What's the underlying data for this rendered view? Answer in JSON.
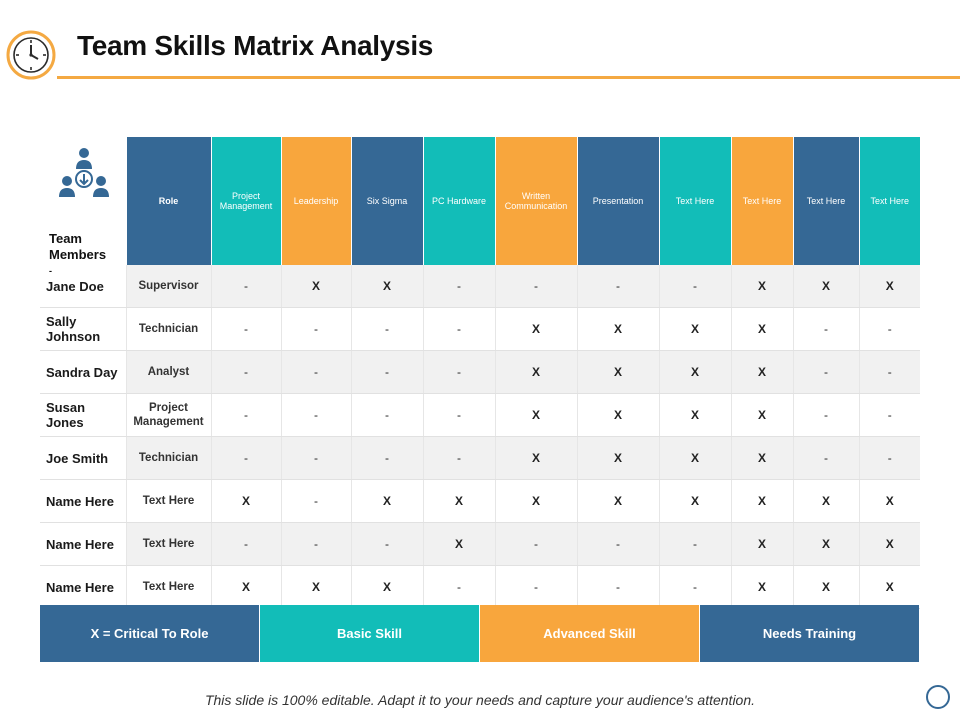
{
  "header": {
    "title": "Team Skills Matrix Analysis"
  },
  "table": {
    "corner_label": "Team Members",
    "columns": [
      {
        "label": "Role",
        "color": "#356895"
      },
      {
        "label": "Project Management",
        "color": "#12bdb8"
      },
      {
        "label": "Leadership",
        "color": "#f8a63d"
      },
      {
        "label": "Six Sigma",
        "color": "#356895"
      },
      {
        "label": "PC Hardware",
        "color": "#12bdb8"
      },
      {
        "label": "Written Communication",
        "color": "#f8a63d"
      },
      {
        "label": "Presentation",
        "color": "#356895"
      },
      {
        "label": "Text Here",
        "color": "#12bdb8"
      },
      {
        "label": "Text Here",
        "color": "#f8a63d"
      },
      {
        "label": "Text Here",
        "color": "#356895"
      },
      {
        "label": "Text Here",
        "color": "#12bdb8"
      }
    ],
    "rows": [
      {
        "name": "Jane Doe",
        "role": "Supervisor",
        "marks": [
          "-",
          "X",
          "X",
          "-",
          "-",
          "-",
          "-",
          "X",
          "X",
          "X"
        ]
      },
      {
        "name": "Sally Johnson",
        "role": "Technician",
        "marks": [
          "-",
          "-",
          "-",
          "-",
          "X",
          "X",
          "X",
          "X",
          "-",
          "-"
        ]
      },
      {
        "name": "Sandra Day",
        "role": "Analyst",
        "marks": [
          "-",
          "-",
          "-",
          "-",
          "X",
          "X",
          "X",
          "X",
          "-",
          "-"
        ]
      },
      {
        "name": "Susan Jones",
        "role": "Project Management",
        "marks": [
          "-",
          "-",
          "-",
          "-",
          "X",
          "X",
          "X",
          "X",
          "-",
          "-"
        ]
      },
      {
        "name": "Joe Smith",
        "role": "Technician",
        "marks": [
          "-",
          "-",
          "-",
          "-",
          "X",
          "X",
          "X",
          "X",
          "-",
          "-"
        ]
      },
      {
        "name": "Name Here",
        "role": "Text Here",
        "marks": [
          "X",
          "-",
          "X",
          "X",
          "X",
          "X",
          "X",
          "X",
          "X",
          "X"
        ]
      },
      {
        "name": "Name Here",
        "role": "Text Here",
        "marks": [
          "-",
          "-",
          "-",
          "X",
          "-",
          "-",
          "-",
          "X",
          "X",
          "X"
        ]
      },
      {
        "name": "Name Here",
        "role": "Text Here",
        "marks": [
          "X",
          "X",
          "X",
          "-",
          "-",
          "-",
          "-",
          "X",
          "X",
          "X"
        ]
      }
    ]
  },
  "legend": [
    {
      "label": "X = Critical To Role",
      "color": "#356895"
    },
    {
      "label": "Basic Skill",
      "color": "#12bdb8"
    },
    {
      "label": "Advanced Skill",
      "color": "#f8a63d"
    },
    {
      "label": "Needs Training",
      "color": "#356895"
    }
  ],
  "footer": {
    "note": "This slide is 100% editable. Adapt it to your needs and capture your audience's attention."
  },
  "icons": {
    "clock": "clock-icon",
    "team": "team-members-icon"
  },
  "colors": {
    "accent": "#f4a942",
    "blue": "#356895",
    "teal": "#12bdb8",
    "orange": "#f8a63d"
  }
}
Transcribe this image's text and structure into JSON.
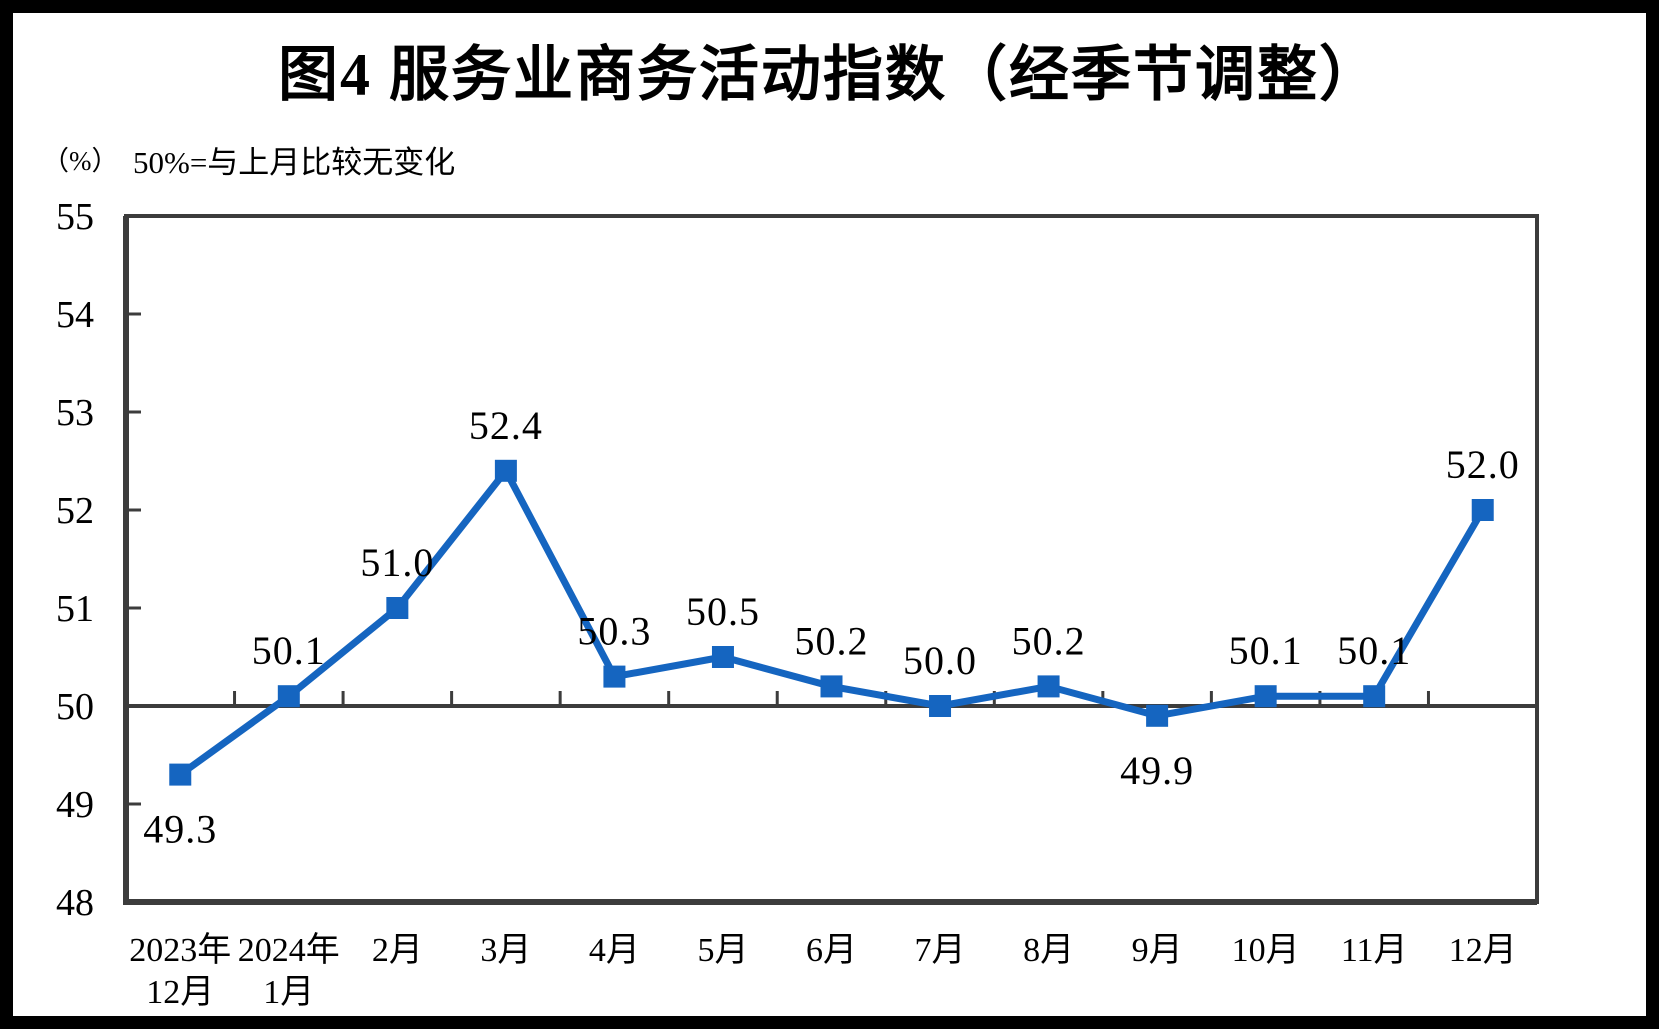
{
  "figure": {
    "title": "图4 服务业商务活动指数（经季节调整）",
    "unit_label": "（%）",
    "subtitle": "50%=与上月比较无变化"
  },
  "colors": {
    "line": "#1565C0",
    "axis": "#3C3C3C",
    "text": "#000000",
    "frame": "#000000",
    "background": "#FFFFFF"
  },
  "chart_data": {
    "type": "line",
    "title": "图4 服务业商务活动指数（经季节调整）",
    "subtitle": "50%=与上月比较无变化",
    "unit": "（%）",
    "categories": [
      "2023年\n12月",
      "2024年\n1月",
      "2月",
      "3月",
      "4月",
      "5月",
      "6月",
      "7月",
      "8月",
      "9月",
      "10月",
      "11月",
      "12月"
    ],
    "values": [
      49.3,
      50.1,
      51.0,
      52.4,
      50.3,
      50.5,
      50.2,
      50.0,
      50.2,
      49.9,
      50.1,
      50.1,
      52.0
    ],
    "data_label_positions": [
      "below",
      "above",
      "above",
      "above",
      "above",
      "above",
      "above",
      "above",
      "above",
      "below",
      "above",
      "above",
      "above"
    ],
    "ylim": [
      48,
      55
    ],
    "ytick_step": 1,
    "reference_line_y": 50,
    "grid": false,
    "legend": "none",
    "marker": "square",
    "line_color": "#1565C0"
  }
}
========================================================================
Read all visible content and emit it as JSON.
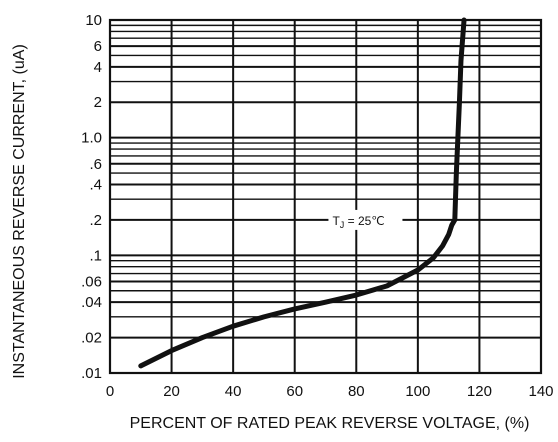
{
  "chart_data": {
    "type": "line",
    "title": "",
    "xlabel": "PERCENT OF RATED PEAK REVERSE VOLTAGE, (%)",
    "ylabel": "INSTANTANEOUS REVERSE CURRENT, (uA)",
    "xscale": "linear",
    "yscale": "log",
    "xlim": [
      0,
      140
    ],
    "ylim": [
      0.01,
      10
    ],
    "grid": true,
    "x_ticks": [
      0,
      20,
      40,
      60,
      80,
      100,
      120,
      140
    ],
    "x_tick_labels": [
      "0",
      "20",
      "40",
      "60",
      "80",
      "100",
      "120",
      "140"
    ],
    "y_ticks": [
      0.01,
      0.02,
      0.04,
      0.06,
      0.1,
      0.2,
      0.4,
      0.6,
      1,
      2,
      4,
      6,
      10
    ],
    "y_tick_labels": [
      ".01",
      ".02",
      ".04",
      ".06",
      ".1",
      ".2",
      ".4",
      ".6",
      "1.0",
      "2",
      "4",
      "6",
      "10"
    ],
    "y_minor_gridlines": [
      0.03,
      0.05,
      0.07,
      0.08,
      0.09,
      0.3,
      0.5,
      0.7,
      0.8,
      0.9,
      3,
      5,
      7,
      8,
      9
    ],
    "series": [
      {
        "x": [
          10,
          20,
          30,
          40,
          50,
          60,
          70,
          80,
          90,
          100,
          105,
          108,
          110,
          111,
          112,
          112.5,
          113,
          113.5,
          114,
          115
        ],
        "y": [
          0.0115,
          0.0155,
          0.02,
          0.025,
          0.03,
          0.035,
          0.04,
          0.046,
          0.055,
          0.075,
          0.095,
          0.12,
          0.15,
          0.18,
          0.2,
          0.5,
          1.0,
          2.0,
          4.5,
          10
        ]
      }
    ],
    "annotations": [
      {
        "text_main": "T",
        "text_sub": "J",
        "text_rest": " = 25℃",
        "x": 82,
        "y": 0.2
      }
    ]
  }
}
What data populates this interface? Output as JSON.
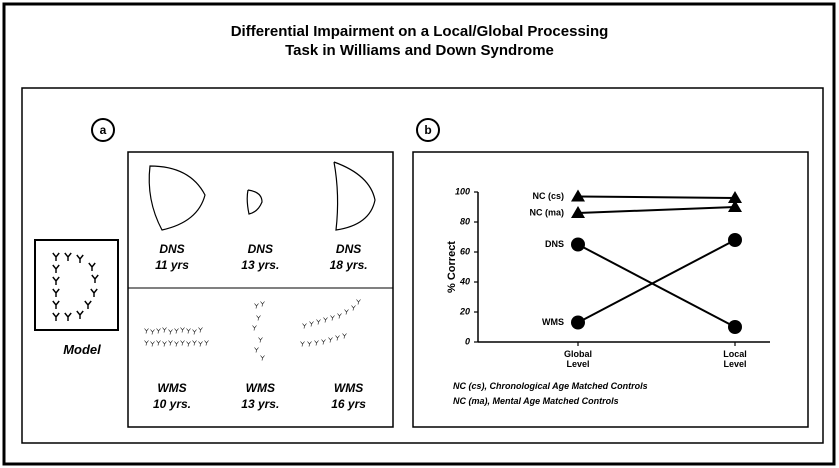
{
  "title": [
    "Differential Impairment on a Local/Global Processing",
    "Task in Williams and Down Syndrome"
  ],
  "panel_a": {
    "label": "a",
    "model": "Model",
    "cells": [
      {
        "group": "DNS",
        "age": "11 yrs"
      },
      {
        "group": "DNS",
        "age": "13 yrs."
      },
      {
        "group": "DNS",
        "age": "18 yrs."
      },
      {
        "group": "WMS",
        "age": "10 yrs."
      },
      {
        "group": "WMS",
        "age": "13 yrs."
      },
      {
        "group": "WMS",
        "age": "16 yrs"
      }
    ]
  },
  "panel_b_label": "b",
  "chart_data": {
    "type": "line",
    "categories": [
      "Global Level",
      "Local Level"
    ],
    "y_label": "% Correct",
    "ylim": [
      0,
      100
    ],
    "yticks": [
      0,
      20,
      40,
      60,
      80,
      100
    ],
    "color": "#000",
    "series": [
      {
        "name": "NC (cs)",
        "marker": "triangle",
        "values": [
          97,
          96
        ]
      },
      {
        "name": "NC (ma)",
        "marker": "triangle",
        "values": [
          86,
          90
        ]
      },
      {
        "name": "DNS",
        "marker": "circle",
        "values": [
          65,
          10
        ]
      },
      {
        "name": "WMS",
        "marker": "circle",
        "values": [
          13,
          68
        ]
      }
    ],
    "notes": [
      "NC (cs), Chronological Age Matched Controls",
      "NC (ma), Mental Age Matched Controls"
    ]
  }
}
========================================================================
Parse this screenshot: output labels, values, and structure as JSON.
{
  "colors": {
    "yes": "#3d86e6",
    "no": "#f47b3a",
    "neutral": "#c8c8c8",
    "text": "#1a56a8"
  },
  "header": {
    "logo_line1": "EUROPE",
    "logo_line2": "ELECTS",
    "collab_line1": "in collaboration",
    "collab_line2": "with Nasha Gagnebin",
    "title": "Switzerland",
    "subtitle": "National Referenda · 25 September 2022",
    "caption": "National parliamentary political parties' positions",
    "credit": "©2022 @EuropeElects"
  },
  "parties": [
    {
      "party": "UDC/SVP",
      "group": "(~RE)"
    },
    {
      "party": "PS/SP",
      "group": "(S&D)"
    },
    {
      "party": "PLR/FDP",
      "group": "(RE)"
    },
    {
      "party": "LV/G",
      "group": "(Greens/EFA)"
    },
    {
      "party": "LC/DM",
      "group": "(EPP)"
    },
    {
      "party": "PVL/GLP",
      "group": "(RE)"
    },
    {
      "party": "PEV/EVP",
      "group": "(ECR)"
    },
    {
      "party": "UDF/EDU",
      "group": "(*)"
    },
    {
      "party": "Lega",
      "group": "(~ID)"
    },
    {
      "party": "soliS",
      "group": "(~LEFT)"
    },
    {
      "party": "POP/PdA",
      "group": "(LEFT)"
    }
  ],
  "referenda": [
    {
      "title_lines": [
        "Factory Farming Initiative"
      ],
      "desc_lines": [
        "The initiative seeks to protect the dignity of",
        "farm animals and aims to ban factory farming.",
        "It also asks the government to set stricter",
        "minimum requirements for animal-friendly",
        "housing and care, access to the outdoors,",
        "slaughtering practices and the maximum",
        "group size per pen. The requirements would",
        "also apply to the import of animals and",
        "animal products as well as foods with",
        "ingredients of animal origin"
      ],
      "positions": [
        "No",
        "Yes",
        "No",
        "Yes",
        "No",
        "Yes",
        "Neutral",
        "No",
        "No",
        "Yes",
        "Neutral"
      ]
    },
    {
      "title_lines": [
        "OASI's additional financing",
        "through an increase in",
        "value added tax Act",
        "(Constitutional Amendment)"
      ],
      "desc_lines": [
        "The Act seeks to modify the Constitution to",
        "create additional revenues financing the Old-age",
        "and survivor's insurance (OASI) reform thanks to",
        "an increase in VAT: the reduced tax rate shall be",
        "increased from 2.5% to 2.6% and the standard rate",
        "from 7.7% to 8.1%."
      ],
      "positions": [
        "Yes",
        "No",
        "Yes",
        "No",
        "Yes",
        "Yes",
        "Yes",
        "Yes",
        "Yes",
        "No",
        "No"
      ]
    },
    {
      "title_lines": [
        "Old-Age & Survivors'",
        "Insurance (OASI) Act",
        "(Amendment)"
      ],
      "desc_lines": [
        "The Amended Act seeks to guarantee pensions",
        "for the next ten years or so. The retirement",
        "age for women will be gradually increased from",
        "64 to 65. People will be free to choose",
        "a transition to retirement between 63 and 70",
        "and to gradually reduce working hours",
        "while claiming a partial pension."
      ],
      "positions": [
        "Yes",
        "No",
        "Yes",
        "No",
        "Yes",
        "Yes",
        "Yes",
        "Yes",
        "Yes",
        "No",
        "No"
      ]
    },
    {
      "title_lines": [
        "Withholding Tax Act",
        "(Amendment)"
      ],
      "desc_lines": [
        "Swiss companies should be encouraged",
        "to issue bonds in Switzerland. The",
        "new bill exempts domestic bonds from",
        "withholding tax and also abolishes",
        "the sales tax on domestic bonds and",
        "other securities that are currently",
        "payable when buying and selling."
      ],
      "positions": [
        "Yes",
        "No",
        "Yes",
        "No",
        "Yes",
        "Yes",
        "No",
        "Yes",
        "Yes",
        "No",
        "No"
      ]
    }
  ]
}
========================================================================
:: Task requirements ::
In the entries above, locate every line with the word "retirement" and copy it.

:: Exercise output ::
        "for the next ten years or so. The retirement",
        "a transition to retirement between 63 and 70",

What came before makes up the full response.